Plus tard, quelques membres de la garnison rejoignent le groupe pour offrir du saké. On pense alors à un ultime piège afin de faire tomber Benkei et ses compagnons. On y pense d'autant plus que le héros s'enivre jusqu'à plus soif, chante et danse. Comme si, en préfiguration du héros de L'Ange ivre (1948), il lui fallait noyer dans l'alcool sa douleur d'avoir profané le corps du Maître sacré. Et puis, lors d'un étrange raccord, le porteur se réveille et tout le monde a disparu, le champ est vide, le film est fini.

§ **Consigne A**
Résumez plus brièvement le paragraphe de l'extrait sur Benkei qui commence par « Plus tard, quelques membres de la garnison », en conservant ses faits principaux.
§ **Consigne B**
D'après l'extrait sur Benkei, pourquoi l'idée d'un ultime piège s'impose-t-elle encore davantage ? Répondez en une à trois phrases.
§ **Consigne C**
Recopiez mot pour mot le passage de l'extrait sur Benkei qui commence par « Plus tard, quelques » et se termine par « film est fini. ».

§ **Documents fournis**
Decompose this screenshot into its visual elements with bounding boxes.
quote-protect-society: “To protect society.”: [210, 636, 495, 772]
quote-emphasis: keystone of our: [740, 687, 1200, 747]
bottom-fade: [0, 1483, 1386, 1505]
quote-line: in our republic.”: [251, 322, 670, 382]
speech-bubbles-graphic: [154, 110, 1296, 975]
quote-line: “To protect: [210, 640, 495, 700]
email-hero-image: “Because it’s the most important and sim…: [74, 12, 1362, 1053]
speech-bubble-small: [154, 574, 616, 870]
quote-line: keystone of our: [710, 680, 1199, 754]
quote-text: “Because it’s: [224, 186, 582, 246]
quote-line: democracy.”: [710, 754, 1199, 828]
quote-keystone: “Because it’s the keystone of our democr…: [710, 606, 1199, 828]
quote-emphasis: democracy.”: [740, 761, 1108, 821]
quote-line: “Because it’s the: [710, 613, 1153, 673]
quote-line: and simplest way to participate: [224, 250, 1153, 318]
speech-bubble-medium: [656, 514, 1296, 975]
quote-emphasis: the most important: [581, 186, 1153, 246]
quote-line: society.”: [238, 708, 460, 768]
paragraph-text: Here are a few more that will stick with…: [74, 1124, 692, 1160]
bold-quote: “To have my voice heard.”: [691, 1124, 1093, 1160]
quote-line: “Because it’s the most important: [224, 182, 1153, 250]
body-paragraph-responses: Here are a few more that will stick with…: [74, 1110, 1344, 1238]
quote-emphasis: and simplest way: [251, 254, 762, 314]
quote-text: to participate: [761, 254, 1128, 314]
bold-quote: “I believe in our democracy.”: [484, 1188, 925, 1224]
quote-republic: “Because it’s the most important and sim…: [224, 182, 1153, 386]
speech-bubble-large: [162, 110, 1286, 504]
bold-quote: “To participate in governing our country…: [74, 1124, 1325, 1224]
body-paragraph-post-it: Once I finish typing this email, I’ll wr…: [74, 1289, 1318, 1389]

§ **Corrigé A**
Des membres de la garnison viennent offrir du saké au groupe, et l'on soupçonne un dernier piège contre Benkei et ses compagnons, d'autant que le héros boit à l'excès, chante et danse. Il semble noyer sa douleur d'avoir profané le corps du Maître sacré, ce qui préfigure le héros de L'Ange ivre (1948). Puis, après un étrange raccord, le porteur se réveille seul : tout le monde a disparu et le film s'achève.

§ **Corrigé B**
L'idée d'un ultime piège s'impose d'autant plus que le héros s'enivre jusqu'à plus soif, chante et danse.

§ **Corrigé C**
Plus tard, quelques membres de la garnison rejoignent le groupe pour offrir du saké. On pense alors à un ultime piège afin de faire tomber Benkei et ses compagnons. On y pense d'autant plus que le héros s'enivre jusqu'à plus soif, chante et danse. Comme si, en préfiguration du héros de L'Ange ivre (1948), il lui fallait noyer dans l'alcool sa douleur d'avoir profané le corps du Maître sacré. Et puis, lors d'un étrange raccord, le porteur se réveille et tout le monde a disparu, le champ est vide, le film est fini.